══ Data shown ══

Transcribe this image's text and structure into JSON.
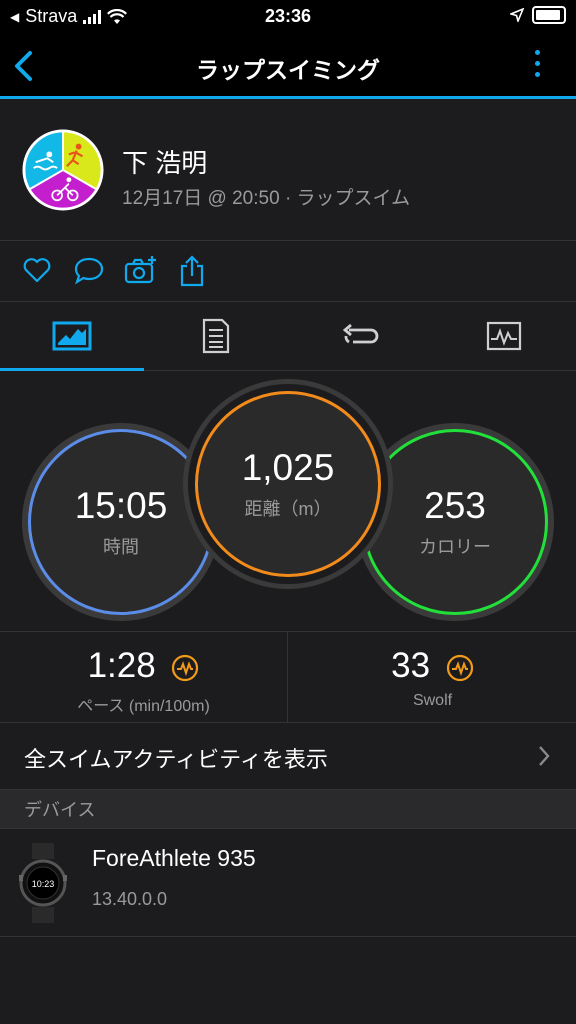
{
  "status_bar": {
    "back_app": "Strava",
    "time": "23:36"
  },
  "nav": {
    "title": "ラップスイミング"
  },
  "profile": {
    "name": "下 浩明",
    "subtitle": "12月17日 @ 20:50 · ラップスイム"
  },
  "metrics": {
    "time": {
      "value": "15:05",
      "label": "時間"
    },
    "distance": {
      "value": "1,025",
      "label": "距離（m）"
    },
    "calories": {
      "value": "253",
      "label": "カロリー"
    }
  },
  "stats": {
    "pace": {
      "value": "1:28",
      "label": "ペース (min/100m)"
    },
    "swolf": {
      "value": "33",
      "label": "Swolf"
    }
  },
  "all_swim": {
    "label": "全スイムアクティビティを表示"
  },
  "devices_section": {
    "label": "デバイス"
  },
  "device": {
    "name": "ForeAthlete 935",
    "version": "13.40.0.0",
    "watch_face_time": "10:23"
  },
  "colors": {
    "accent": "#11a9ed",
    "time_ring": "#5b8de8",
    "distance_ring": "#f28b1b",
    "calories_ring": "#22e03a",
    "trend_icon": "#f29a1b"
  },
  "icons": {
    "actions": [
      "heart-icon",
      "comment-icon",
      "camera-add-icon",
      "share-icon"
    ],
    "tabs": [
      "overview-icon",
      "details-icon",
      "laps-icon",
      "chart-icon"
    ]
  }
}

═══
══ Data shown ══

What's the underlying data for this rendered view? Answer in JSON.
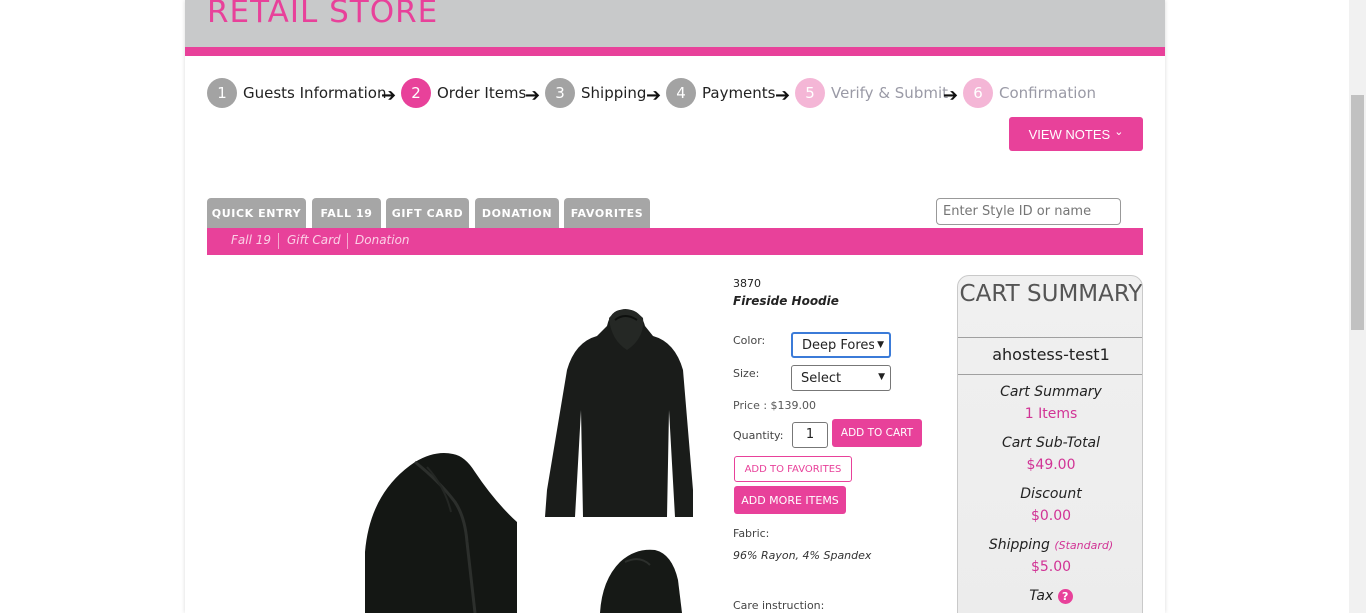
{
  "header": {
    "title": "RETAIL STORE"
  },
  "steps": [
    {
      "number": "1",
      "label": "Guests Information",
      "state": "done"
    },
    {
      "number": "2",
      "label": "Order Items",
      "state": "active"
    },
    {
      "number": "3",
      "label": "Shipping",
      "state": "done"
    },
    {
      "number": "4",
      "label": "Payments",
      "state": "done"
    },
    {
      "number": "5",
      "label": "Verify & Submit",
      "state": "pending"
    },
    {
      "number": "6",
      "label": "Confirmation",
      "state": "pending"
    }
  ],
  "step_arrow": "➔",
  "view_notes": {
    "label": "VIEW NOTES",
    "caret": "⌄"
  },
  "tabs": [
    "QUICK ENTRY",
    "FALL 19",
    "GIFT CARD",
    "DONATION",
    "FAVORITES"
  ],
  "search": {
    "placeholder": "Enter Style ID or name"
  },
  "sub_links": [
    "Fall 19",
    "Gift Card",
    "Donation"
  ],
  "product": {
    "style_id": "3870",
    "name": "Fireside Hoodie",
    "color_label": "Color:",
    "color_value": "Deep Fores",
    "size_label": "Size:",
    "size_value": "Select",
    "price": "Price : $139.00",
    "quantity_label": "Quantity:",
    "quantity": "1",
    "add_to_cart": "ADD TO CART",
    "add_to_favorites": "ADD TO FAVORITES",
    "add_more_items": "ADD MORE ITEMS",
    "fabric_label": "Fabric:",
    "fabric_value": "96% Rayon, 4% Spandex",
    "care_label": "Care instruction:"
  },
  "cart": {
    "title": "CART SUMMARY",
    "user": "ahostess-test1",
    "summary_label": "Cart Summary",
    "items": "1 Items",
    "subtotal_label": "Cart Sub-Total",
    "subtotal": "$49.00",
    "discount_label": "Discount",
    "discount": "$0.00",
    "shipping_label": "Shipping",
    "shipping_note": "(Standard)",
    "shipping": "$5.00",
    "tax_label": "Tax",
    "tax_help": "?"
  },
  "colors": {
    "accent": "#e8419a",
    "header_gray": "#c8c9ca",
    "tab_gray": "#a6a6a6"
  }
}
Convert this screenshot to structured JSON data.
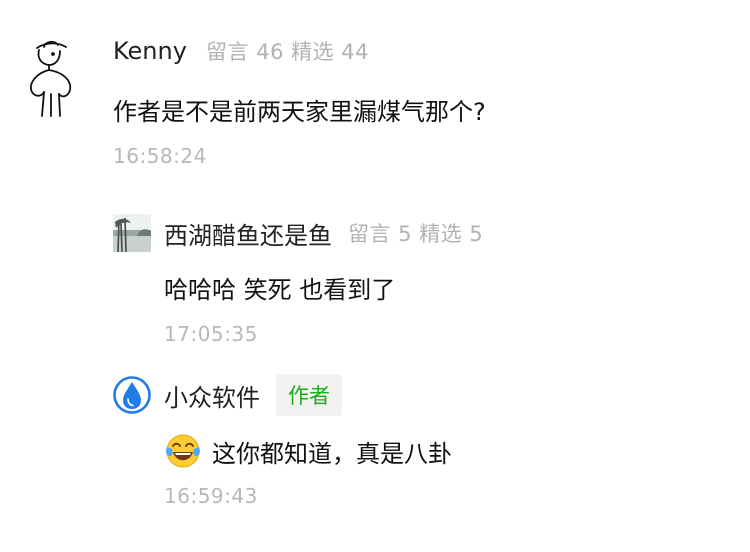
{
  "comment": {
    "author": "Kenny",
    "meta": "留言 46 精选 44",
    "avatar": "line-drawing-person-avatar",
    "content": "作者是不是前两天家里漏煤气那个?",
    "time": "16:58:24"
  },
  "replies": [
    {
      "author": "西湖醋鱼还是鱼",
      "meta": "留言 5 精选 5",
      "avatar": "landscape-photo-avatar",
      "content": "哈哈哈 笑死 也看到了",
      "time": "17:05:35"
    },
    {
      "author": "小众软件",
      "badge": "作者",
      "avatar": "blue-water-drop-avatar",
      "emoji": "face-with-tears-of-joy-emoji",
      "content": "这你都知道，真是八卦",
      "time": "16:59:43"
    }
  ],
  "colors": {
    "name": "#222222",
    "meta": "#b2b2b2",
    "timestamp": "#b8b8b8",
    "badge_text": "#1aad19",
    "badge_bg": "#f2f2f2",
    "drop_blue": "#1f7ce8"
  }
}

═══
══ Data shown ══

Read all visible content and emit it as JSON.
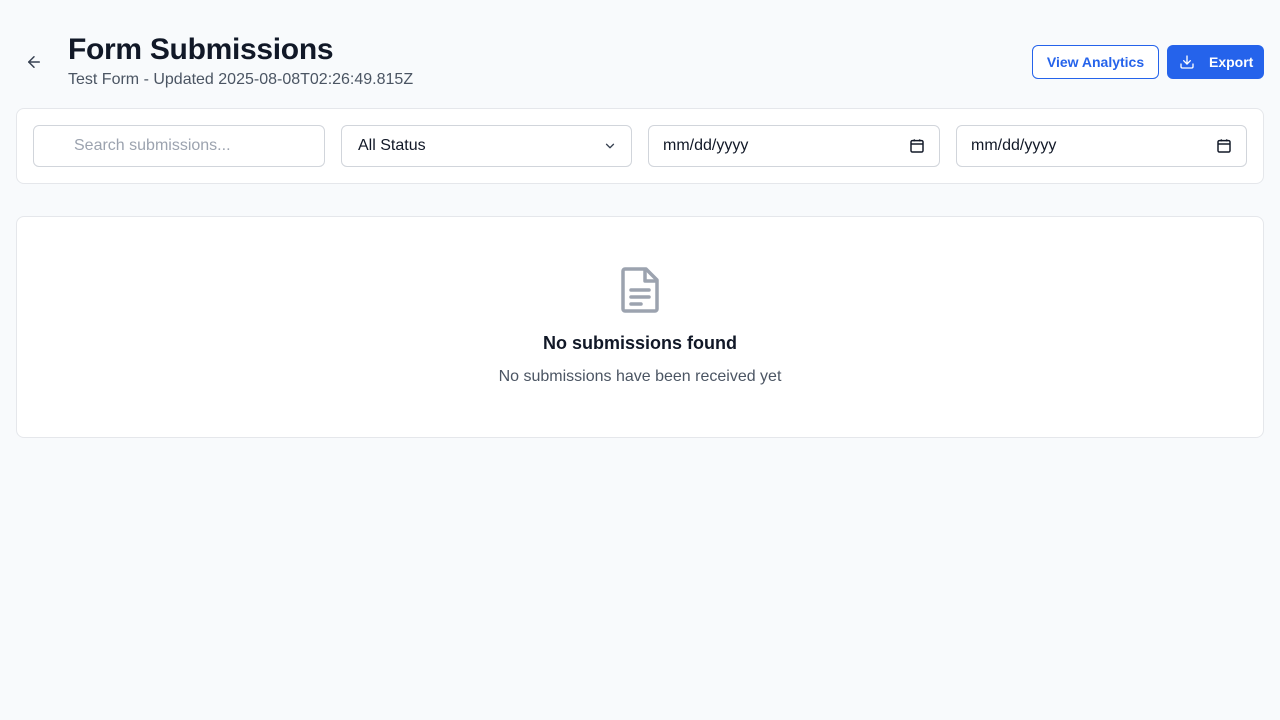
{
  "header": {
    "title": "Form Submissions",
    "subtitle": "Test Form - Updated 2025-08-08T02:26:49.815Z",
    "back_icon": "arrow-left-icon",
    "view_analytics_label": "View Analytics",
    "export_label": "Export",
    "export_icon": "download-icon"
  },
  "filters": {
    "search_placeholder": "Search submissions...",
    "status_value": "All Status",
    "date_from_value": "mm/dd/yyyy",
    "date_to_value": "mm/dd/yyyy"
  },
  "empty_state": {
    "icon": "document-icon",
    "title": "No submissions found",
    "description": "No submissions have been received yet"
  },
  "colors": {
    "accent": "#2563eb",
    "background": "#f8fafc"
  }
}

═══

Aim
Find every line containing the word "JSON", then give the total and nothing more.

Final result
4